- **Written problem**
For each line of the data below that holds "seconds", copy the line.

Raw records
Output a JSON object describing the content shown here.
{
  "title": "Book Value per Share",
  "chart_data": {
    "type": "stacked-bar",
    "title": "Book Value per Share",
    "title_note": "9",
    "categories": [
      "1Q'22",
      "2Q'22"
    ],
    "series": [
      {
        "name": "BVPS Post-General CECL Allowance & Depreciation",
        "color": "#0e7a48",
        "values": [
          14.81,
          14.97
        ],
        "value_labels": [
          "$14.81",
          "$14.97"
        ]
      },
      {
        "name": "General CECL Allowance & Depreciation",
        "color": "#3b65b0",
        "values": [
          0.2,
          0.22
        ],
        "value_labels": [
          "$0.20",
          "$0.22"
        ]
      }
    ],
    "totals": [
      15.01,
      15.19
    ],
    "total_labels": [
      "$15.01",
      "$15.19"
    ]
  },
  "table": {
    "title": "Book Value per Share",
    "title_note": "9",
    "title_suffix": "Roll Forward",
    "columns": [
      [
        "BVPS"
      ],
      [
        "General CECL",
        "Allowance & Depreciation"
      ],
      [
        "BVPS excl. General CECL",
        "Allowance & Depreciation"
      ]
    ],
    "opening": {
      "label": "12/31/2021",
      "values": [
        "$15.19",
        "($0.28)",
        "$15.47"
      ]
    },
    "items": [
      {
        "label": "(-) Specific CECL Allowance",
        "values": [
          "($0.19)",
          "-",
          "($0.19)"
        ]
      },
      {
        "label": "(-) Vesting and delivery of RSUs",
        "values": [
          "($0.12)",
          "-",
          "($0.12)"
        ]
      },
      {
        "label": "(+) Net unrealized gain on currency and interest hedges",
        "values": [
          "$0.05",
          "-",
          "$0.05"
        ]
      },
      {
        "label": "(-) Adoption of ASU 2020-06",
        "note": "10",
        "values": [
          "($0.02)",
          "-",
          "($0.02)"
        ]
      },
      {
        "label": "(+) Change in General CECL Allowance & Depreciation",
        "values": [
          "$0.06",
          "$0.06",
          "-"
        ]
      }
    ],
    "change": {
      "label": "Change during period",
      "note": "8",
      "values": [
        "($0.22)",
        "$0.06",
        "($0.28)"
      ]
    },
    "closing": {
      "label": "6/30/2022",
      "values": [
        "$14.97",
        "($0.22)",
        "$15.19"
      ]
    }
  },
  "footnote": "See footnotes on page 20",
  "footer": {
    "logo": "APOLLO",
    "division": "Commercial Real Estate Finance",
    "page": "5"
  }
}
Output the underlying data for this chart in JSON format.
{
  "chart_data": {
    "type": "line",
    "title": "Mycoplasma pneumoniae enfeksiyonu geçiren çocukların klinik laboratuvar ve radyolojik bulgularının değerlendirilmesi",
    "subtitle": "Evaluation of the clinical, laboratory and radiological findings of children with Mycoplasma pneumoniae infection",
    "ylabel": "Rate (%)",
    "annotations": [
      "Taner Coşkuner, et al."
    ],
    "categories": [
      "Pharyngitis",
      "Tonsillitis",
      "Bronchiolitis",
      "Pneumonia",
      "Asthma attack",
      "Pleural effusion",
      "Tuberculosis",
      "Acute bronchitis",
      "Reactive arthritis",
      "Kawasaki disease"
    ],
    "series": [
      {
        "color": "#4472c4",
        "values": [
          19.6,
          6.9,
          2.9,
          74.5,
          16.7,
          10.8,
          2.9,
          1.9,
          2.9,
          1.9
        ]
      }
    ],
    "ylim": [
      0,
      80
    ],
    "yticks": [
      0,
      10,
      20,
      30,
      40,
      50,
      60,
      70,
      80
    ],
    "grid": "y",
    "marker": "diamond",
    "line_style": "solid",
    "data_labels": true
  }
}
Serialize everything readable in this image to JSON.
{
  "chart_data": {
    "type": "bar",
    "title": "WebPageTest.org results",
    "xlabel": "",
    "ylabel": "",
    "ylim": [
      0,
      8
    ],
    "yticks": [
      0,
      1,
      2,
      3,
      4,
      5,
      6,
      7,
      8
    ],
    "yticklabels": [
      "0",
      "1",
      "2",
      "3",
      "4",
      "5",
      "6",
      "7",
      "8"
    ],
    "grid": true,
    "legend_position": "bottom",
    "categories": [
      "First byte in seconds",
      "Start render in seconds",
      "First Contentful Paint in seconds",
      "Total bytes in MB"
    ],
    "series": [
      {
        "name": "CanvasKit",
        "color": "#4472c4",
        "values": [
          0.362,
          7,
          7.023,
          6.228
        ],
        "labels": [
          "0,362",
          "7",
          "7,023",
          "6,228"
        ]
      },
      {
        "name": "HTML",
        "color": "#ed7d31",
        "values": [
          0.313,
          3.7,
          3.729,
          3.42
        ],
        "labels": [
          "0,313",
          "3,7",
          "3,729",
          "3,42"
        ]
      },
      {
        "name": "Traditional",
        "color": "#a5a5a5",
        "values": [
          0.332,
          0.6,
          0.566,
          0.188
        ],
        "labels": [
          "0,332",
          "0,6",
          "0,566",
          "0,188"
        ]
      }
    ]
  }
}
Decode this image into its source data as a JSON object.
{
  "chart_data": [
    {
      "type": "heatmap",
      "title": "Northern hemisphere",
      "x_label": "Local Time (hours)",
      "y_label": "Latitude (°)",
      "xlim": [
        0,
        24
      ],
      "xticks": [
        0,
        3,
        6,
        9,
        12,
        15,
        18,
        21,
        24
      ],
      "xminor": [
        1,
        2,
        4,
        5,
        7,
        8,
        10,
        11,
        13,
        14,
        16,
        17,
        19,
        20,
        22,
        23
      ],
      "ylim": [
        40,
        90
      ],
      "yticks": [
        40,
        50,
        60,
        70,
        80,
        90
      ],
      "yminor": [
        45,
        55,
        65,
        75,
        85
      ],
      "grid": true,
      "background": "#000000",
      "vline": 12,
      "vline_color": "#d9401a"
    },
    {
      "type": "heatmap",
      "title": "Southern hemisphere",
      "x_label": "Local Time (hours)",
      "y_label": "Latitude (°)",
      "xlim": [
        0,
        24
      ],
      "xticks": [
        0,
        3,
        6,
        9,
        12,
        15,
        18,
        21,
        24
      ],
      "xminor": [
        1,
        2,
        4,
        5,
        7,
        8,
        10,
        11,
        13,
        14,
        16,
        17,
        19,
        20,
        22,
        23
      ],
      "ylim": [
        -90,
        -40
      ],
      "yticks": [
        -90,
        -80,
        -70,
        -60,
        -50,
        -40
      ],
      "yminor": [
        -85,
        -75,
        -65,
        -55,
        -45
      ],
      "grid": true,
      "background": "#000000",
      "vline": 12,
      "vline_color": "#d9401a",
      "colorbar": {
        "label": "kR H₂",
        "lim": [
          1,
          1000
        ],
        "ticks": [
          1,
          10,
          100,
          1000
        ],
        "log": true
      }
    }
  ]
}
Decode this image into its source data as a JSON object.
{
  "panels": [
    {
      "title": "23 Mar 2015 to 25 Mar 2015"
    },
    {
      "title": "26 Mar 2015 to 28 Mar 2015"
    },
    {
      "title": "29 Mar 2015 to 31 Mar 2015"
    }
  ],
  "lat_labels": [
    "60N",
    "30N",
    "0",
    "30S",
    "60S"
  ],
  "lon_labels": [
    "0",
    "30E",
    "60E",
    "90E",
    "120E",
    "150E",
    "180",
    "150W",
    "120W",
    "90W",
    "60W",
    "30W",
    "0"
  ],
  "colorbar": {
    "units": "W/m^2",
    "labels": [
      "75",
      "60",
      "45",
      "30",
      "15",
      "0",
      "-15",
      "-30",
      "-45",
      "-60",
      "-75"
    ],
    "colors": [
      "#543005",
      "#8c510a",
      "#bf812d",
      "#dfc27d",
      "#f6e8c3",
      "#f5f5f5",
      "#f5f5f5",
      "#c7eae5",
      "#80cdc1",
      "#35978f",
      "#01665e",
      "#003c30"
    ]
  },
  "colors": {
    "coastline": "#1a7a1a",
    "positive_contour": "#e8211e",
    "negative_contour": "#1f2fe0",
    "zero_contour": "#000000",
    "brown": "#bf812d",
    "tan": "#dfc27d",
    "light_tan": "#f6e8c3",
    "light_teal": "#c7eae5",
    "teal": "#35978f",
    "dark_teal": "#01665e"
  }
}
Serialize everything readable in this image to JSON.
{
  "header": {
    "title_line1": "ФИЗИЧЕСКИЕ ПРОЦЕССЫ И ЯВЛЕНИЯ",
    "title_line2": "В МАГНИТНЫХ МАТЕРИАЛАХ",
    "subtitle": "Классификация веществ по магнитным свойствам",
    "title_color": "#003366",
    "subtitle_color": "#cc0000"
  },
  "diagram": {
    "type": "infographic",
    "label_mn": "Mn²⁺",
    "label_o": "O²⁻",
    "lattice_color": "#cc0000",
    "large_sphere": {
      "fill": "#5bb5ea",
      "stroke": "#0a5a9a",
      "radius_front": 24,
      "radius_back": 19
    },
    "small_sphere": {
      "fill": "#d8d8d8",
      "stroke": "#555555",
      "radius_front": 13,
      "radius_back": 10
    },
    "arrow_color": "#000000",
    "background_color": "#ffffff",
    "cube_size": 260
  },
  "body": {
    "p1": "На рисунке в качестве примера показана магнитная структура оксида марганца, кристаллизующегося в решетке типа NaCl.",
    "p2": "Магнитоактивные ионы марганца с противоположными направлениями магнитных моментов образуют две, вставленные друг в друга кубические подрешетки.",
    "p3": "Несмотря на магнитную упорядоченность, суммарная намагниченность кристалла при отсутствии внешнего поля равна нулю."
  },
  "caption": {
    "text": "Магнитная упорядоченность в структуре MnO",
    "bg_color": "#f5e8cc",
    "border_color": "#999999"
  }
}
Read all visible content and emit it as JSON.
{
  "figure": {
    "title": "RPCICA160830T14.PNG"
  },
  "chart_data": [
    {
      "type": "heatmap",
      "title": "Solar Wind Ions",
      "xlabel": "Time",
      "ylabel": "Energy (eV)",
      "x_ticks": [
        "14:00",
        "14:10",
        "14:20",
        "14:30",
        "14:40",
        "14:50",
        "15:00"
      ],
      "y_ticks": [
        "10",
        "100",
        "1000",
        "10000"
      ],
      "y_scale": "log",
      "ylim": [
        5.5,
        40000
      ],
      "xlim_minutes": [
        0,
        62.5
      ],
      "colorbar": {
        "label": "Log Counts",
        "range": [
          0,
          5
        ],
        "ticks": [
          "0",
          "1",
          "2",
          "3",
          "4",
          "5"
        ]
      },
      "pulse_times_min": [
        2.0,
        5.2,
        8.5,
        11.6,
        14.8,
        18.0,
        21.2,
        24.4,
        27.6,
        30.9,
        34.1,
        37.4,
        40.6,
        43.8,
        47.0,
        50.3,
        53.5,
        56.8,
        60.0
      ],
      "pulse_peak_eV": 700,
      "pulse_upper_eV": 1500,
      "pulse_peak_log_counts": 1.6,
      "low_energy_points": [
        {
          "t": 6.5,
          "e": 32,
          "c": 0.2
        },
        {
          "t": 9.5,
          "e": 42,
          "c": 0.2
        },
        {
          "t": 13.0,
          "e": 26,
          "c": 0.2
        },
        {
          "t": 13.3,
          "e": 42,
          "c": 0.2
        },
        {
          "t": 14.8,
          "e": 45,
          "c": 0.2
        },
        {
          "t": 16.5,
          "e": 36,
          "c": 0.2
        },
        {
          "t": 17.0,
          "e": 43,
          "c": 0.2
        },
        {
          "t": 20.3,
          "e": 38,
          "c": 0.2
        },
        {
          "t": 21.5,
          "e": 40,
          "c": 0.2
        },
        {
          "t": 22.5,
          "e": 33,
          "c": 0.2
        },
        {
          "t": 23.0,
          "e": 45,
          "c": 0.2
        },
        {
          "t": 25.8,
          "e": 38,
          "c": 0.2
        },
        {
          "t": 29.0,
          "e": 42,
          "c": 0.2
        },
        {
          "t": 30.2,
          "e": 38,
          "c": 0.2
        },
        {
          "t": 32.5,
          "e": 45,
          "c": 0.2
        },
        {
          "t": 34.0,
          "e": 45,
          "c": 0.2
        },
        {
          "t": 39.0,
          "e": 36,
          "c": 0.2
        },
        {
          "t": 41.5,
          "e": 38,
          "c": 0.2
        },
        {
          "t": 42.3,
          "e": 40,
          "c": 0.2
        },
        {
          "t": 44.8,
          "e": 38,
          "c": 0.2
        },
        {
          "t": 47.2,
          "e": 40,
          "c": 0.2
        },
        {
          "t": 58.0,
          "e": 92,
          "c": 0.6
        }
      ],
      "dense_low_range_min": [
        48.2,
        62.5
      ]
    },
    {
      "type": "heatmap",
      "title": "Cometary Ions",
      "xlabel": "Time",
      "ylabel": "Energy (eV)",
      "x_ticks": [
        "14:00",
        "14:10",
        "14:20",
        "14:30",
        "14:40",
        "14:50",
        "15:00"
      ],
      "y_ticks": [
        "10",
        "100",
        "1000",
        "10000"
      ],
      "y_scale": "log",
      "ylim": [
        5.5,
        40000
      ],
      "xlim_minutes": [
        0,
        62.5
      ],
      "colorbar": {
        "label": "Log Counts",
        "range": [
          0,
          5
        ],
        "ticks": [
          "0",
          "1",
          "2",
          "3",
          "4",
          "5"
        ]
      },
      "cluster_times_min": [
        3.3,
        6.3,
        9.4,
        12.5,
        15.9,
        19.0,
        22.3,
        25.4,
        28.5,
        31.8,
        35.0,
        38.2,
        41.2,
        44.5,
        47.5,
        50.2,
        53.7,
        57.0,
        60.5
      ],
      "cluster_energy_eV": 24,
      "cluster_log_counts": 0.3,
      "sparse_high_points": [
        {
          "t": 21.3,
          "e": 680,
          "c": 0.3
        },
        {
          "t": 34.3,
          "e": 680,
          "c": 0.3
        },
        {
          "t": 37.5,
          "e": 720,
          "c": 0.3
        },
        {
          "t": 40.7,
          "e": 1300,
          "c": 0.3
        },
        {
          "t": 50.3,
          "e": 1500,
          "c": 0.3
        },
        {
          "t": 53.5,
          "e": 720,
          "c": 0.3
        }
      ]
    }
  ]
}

- **Full response**
      "First byte in seconds",
      "Start render in seconds",
      "First Contentful Paint in seconds",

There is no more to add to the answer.